TO BE DONE>
Copy each line exactly. Drop every picture.

EXERCISE MATERIALS>
>> Begin

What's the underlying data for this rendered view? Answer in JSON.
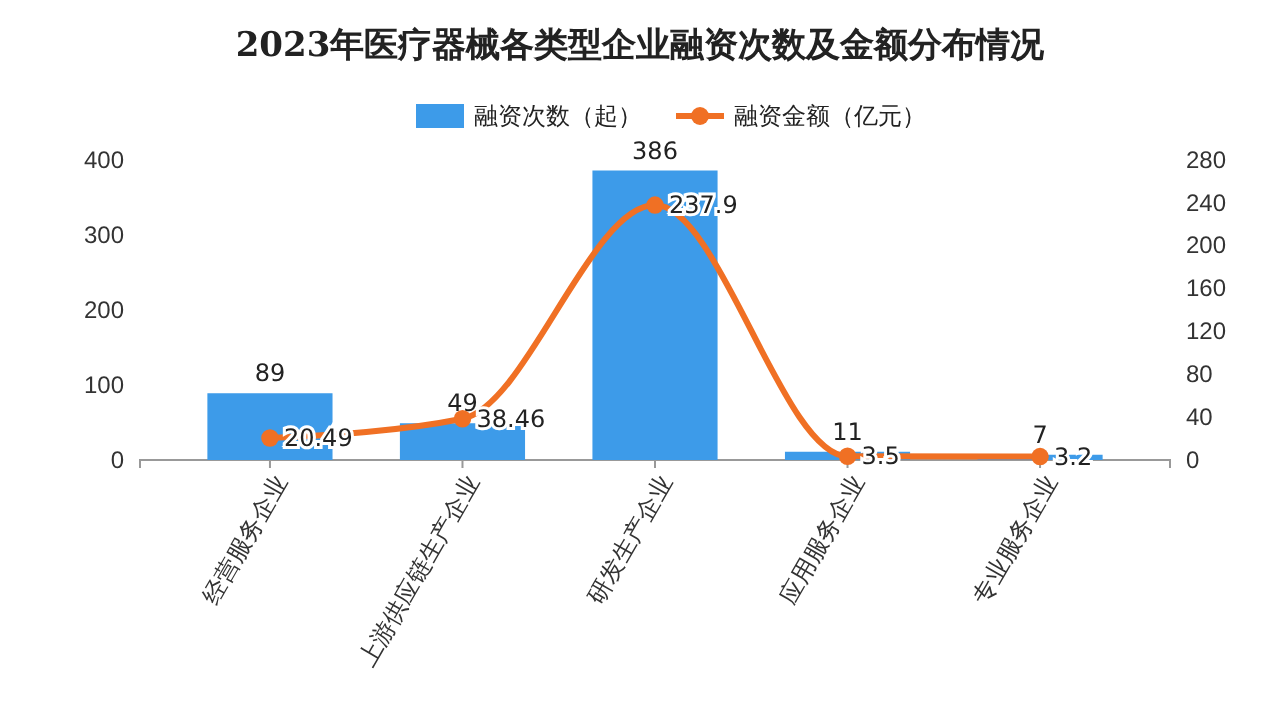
{
  "chart_data": {
    "type": "bar",
    "title": "2023年医疗器械各类型企业融资次数及金额分布情况",
    "categories": [
      "经营服务企业",
      "上游供应链生产企业",
      "研发生产企业",
      "应用服务企业",
      "专业服务企业"
    ],
    "series": [
      {
        "name": "融资次数（起）",
        "color": "#3d9be9",
        "values": [
          89,
          49,
          386,
          11,
          7
        ]
      },
      {
        "name": "融资金额（亿元）",
        "type": "line",
        "axis": "y2",
        "color": "#f07024",
        "values": [
          20.49,
          38.46,
          237.9,
          3.5,
          3.2
        ]
      }
    ],
    "ylim": [
      0,
      400
    ],
    "yticks": [
      0,
      100,
      200,
      300,
      400
    ],
    "y2lim": [
      0,
      280
    ],
    "y2ticks": [
      0,
      40,
      80,
      120,
      160,
      200,
      240,
      280
    ],
    "data_labels": true,
    "legend": "top",
    "marker": "circle",
    "grid": false
  }
}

>> End

COMPLETED EXERCISE>
What's the underlying data for this rendered view? Answer in JSON.
{
  "chart_data": {
    "type": "bar",
    "title": "2023年医疗器械各类型企业融资次数及金额分布情况",
    "categories": [
      "经营服务企业",
      "上游供应链生产企业",
      "研发生产企业",
      "应用服务企业",
      "专业服务企业"
    ],
    "series": [
      {
        "name": "融资次数（起）",
        "color": "#3d9be9",
        "values": [
          89,
          49,
          386,
          11,
          7
        ]
      },
      {
        "name": "融资金额（亿元）",
        "type": "line",
        "axis": "y2",
        "color": "#f07024",
        "values": [
          20.49,
          38.46,
          237.9,
          3.5,
          3.2
        ]
      }
    ],
    "ylim": [
      0,
      400
    ],
    "yticks": [
      0,
      100,
      200,
      300,
      400
    ],
    "y2lim": [
      0,
      280
    ],
    "y2ticks": [
      0,
      40,
      80,
      120,
      160,
      200,
      240,
      280
    ],
    "data_labels": true,
    "legend": "top",
    "marker": "circle",
    "grid": false
  }
}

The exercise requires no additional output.